RECORDED DATA:

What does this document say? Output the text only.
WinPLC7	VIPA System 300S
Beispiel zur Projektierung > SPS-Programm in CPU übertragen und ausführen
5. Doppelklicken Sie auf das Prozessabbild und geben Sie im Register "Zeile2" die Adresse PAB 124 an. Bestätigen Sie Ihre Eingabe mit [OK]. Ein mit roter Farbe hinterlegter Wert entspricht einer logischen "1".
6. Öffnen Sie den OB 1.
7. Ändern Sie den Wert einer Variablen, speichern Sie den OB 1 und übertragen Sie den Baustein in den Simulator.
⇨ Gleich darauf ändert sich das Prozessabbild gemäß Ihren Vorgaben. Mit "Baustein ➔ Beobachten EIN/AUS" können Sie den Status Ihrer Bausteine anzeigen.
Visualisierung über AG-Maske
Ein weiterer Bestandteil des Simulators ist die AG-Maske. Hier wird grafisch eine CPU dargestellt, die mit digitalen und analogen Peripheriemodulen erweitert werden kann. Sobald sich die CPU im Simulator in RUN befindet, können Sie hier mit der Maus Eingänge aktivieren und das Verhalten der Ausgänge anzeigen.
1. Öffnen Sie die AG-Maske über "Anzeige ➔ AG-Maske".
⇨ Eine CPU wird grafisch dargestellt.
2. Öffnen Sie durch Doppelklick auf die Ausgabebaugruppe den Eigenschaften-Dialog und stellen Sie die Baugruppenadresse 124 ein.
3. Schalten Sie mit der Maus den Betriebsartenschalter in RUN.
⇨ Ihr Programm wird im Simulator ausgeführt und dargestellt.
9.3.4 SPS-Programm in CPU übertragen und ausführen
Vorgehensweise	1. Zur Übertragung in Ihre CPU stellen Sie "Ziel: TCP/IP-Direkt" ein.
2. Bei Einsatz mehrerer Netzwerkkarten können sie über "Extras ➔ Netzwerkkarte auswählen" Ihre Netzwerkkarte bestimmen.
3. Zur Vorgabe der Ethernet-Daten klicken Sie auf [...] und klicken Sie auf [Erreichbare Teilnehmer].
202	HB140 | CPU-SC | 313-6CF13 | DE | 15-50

WORK TO DO: Copy all data exactly, start to finish.

WRITTEN RESPONSE:
What does this document say? Output the text only.
WinPLC7	VIPA System 300S
Beispiel zur Projektierung > SPS-Programm in CPU übertragen und ausführen
5. Doppelklicken Sie auf das Prozessabbild und geben Sie im Register "Zeile2" die Adresse PAB 124 an. Bestätigen Sie Ihre Eingabe mit [OK]. Ein mit roter Farbe hinterlegter Wert entspricht einer logischen "1".
6. Öffnen Sie den OB 1.
7. Ändern Sie den Wert einer Variablen, speichern Sie den OB 1 und übertragen Sie den Baustein in den Simulator.
⇨ Gleich darauf ändert sich das Prozessabbild gemäß Ihren Vorgaben. Mit "Baustein ➔ Beobachten EIN/AUS" können Sie den Status Ihrer Bausteine anzeigen.
Visualisierung über AG-Maske
Ein weiterer Bestandteil des Simulators ist die AG-Maske. Hier wird grafisch eine CPU dargestellt, die mit digitalen und analogen Peripheriemodulen erweitert werden kann. Sobald sich die CPU im Simulator in RUN befindet, können Sie hier mit der Maus Eingänge aktivieren und das Verhalten der Ausgänge anzeigen.
1. Öffnen Sie die AG-Maske über "Anzeige ➔ AG-Maske".
⇨ Eine CPU wird grafisch dargestellt.
2. Öffnen Sie durch Doppelklick auf die Ausgabebaugruppe den Eigenschaften-Dialog und stellen Sie die Baugruppenadresse 124 ein.
3. Schalten Sie mit der Maus den Betriebsartenschalter in RUN.
⇨ Ihr Programm wird im Simulator ausgeführt und dargestellt.
9.3.4 SPS-Programm in CPU übertragen und ausführen
Vorgehensweise	1. Zur Übertragung in Ihre CPU stellen Sie "Ziel: TCP/IP-Direkt" ein.
2. Bei Einsatz mehrerer Netzwerkkarten können sie über "Extras ➔ Netzwerkkarte auswählen" Ihre Netzwerkkarte bestimmen.
3. Zur Vorgabe der Ethernet-Daten klicken Sie auf [...] und klicken Sie auf [Erreichbare Teilnehmer].
202	HB140 | CPU-SC | 313-6CF13 | DE | 15-50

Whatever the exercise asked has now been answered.